### Task material
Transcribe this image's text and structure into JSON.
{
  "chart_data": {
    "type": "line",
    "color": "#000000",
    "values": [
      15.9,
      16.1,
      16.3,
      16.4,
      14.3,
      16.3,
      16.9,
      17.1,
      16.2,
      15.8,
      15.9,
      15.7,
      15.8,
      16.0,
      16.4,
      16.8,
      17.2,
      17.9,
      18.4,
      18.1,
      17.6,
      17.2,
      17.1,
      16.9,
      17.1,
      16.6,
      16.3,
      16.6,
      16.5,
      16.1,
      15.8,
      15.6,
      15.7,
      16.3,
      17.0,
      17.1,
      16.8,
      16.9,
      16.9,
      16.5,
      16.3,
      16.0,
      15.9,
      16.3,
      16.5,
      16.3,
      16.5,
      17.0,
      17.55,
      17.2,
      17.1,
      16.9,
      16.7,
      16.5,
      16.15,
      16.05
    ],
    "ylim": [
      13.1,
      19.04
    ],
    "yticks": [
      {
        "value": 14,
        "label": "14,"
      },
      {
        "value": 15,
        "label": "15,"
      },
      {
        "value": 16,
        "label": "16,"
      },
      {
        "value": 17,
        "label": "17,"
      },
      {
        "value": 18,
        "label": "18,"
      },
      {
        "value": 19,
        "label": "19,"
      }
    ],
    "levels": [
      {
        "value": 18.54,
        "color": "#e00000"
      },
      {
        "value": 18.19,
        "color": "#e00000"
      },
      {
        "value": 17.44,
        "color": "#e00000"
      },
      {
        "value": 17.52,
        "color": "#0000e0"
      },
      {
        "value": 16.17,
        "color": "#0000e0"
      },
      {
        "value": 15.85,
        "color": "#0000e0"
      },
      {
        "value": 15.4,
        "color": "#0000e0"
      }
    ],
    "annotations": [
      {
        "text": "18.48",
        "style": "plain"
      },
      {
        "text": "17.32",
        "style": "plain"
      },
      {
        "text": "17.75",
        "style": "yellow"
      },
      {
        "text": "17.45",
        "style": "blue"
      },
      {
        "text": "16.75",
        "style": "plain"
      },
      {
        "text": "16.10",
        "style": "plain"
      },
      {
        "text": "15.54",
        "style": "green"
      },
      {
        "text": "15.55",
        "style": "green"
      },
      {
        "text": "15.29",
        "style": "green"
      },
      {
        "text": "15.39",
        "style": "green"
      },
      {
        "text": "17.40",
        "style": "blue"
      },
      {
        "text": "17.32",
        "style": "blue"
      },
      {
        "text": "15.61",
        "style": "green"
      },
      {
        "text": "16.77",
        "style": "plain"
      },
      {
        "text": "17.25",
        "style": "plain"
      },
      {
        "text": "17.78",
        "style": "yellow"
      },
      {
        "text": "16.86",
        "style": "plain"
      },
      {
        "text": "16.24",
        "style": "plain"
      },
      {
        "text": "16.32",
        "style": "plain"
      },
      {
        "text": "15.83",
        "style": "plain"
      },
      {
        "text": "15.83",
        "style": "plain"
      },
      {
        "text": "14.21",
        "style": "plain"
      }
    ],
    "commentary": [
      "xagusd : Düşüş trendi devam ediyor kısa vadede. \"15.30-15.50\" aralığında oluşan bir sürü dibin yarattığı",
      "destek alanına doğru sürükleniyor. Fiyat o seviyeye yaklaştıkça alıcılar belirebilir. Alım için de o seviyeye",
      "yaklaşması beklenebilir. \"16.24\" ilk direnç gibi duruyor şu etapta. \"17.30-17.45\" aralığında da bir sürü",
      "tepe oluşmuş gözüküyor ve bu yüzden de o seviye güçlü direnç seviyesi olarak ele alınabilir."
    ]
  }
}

* * *

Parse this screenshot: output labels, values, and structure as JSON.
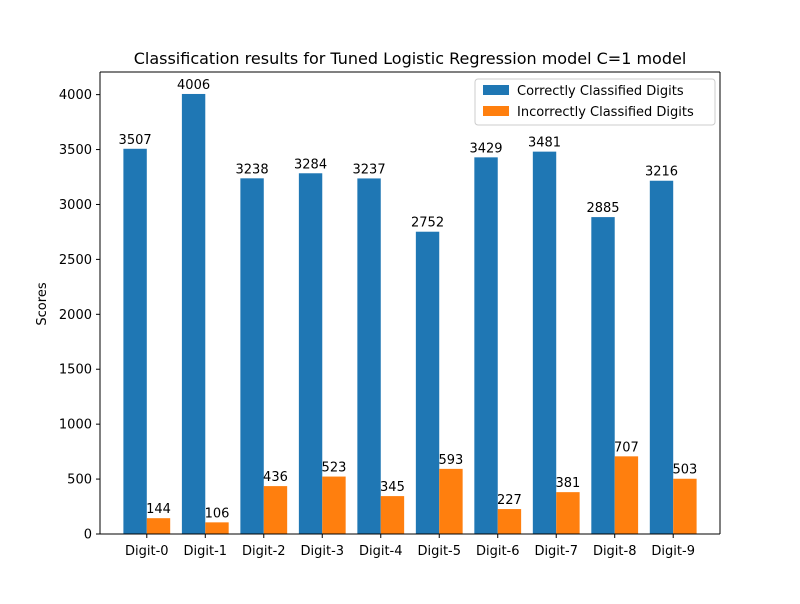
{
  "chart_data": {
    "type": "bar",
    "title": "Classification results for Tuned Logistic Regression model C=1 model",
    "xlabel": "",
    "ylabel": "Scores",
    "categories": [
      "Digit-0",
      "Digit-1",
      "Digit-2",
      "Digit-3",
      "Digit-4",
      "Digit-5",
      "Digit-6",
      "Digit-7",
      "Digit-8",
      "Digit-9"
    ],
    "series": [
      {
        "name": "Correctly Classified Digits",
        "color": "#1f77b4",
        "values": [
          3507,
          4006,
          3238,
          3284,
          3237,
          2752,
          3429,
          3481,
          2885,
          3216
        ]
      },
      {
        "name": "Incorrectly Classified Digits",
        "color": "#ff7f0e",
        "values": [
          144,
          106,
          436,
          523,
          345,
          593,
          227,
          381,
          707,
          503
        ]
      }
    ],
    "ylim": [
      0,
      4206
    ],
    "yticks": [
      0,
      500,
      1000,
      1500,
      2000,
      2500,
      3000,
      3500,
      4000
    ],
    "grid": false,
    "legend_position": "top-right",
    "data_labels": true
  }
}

### The request
Of the lines in the material, how many contain the word "this"? Reply with the number and nothing else.

### Answer in full
2